- PROBLEMS AND TASKS -
- A) From the piece on India's solar industry, return the stretch from "Most of the companies" through "does provide support.".
- B) Resume the piece on India's solar industry from the point where it stops.

The Indian solar industry has been clamoring for AD duties on cheap solar panel imports for a long time, however nothing has come out of its except an ongoing investigation.

Even as the USA and Europe have imposed quotas and duties on Chinese imports, India continues to import most of its 1 GW in solar panel each year. The Indian solar firms have mostly closed their factories or are running at extremely low utilization.

Most of the companies such as Moser Baer have become installers, writing down their solar manufacturing operations.

Even if a solar duty is imposed, the Indian solar industry will unlikely recover. The scale of the factories are too small and the companies don’t have the technology/expertise to scale up. Even as the Chinese firms have got huge experience thanks to massive government support, the Indian companies have got little experience as they were fighting to survive the onslaught. The $500 million of solar investment in the past 6-7 years is mostly gone to waste as the technology becomes obsolete. Despite terrific potential, the Indian solar industry will remain a non-starter now even if the government does provide support.

The Chinese companies have a big marketshare in USA despite the duties as they have massive scale advantages. USA is not being able to compete with the Chinese, despite being having longer operating history and better technology.

Most of the Chinese factories are built using European and US equipment. India does not have any competitive advantage except low labor costs. This is not enough to help. Like other sectors, India seems destined to a be a large solar product importer due to the shortsightedness of the government and crony capitalism.

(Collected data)
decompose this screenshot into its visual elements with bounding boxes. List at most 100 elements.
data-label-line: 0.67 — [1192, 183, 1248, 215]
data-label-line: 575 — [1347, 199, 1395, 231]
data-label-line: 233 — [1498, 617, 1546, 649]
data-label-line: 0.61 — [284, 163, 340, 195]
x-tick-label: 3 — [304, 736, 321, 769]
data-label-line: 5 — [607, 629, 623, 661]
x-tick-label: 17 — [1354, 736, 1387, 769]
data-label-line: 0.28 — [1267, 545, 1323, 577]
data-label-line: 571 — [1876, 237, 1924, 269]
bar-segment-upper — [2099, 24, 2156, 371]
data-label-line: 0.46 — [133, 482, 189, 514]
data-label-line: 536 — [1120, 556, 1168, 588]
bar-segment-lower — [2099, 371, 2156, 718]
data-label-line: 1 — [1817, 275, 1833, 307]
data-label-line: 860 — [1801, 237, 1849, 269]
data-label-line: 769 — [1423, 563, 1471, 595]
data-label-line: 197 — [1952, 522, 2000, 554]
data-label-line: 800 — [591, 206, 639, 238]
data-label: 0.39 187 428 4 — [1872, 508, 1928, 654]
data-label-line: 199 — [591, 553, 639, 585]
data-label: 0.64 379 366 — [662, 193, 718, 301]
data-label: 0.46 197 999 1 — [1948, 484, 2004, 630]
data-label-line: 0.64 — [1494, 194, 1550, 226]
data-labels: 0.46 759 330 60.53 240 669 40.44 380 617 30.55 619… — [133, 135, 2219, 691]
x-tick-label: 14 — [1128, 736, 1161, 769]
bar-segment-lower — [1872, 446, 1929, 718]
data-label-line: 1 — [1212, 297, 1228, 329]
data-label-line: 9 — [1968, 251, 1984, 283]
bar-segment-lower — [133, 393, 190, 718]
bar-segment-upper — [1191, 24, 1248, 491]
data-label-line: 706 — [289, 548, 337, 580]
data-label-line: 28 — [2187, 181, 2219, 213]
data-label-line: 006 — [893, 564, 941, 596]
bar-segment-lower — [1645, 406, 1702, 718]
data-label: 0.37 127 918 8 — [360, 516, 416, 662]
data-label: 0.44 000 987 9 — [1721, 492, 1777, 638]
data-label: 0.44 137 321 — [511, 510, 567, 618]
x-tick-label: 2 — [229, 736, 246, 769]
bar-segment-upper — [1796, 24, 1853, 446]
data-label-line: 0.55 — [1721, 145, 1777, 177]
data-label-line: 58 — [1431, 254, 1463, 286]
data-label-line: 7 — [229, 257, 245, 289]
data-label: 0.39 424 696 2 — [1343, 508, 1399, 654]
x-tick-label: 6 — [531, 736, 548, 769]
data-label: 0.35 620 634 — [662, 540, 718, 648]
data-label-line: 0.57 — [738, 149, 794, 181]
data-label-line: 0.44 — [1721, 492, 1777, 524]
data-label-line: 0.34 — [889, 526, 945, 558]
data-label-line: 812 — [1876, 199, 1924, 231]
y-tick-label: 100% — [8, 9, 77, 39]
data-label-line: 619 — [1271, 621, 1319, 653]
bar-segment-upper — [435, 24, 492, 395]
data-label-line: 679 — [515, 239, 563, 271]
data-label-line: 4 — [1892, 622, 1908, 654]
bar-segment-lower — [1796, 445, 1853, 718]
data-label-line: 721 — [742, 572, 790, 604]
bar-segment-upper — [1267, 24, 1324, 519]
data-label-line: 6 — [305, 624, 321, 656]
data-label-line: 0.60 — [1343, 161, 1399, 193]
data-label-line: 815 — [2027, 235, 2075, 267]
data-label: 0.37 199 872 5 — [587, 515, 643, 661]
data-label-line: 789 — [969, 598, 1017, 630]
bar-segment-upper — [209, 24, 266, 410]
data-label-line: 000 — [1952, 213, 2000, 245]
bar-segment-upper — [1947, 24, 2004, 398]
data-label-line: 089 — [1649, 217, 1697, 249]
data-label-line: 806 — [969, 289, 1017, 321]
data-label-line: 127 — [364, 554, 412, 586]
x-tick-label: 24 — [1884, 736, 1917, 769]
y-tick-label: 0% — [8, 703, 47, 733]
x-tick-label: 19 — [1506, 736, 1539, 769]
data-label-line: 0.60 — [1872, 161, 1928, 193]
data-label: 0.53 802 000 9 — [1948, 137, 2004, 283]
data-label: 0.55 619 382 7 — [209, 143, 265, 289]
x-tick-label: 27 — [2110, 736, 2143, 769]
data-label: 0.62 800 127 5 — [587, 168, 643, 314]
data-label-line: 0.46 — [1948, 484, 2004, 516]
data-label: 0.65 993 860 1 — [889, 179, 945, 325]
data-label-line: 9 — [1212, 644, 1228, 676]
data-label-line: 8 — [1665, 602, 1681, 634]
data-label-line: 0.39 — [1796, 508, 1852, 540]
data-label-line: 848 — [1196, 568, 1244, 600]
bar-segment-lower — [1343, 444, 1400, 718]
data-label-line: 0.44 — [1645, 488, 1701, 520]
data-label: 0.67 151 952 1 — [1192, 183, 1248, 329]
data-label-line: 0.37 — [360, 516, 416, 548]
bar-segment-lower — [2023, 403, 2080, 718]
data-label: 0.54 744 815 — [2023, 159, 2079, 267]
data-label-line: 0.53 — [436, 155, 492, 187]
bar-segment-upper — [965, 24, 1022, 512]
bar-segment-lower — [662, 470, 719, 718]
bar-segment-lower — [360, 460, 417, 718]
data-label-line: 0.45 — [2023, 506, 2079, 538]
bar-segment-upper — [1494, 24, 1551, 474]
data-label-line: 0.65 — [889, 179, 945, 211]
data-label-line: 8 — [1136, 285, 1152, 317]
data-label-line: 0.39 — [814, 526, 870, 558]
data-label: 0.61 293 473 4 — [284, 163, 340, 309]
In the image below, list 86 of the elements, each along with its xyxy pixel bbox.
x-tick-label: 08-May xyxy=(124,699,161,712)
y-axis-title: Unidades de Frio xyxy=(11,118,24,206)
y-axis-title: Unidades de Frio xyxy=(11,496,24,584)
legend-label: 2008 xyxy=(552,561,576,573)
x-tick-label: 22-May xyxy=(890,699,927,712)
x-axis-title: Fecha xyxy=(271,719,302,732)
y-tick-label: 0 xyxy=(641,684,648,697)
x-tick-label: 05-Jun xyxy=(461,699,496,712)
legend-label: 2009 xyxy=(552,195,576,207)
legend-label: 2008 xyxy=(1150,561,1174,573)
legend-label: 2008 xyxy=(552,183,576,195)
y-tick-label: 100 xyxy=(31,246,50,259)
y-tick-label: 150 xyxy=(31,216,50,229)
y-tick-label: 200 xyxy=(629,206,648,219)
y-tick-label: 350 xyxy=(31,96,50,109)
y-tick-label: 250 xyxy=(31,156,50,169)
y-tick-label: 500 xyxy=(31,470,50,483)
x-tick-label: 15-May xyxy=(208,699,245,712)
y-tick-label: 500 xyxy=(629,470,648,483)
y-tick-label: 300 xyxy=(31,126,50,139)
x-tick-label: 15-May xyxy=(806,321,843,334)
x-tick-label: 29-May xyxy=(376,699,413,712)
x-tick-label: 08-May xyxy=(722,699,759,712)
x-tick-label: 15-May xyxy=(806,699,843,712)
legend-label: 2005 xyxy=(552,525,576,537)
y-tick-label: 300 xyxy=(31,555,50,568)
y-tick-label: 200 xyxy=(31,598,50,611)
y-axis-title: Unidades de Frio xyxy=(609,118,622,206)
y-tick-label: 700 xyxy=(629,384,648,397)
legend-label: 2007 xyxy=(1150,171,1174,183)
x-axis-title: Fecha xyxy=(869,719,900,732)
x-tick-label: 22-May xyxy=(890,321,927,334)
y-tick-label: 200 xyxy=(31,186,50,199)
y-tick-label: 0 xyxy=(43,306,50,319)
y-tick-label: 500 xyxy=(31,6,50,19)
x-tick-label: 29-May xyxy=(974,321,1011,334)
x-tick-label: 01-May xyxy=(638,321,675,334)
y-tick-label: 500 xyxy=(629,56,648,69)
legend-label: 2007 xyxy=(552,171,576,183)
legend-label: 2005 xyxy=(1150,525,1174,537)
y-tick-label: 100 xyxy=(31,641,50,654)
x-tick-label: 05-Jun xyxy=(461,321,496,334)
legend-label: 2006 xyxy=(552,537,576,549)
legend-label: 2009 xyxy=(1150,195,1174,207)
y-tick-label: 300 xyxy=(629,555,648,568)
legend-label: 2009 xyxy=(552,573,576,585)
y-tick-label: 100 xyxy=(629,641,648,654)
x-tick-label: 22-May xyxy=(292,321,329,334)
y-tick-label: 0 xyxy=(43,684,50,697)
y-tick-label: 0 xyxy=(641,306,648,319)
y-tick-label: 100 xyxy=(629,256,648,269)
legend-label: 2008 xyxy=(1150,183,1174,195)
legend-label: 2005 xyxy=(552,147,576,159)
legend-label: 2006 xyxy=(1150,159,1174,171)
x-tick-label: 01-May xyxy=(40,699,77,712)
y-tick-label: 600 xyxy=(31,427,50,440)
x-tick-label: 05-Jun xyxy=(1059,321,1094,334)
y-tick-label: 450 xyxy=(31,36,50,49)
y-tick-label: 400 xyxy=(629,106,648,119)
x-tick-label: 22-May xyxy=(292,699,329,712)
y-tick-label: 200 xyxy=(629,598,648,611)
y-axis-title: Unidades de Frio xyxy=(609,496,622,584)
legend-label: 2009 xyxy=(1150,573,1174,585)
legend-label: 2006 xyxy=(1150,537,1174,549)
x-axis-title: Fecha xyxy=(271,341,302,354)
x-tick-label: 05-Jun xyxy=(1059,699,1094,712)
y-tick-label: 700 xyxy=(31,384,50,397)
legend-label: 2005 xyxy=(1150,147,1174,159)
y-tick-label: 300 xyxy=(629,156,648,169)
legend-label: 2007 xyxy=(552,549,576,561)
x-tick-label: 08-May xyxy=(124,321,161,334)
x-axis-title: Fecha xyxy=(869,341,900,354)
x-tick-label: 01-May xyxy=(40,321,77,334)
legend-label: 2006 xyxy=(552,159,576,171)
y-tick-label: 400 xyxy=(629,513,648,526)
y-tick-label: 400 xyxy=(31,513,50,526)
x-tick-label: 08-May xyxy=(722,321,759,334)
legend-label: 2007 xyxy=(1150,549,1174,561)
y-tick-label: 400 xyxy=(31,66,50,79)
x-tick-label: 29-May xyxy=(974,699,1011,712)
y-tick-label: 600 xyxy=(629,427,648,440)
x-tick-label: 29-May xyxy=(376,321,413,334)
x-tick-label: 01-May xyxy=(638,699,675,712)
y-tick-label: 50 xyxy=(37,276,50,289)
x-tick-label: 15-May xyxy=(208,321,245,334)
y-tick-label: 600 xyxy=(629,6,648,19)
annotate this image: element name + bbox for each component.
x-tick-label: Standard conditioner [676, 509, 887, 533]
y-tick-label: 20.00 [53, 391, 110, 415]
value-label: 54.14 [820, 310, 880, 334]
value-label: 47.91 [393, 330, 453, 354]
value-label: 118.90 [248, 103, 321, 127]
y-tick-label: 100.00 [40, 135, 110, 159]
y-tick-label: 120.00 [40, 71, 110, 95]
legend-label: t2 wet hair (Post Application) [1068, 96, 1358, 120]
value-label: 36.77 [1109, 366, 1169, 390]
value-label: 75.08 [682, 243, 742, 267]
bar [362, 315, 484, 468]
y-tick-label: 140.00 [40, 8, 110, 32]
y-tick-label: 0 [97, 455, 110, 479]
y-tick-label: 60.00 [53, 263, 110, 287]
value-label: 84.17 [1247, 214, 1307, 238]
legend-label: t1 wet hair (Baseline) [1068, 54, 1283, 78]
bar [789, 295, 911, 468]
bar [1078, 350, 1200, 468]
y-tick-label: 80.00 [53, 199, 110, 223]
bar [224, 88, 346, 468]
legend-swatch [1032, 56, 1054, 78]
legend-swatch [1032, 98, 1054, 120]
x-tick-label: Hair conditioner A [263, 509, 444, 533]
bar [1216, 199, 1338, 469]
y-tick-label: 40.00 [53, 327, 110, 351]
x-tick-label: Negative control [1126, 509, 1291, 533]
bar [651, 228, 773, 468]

- REPLIES -
- A)
Most of the companies such as Moser Baer have become installers, writing down their solar manufacturing operations.

Even if a solar duty is imposed, the Indian solar industry will unlikely recover. The scale of the factories are too small and the companies don’t have the technology/expertise to scale up. Even as the Chinese firms have got huge experience thanks to massive government support, the Indian companies have got little experience as they were fighting to survive the onslaught. The $500 million of solar investment in the past 6-7 years is mostly gone to waste as the technology becomes obsolete. Despite terrific potential, the Indian solar industry will remain a non-starter now even if the government does provide support.

- B)
The Indian solar developers have formed a strong lobby to allow cheap and low duty imports overpowering the nascent industry. This is the same case in thermal and capital goods imports.

According to a recent study, India has imported more than$500 billion worth of capital goods in the last 10 years. Most of this could have been made locally and prevented the trade deficit crisis.

But a government which runs on the whims and fancies of ministers concerned with their selfish agendas, nothing better can be expected.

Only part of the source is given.